** TASK DATA **
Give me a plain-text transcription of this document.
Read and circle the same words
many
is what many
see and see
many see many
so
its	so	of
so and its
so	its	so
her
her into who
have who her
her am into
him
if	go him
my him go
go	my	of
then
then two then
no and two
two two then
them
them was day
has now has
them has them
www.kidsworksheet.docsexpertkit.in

** EXERCISE TASK **
Copy each line of the data above without altering a single character.

** OUTPUT FOR THIS TASK **
Give me a plain-text transcription of this document.
Read and circle the same words
many
is what many
see and see
many see many
so
its	so	of
so and its
so	its	so
her
her into who
have who her
her am into
him
if	go him
my him go
go	my	of
then
then two then
no and two
two two then
them
them was day
has now has
them has them
www.kidsworksheet.docsexpertkit.in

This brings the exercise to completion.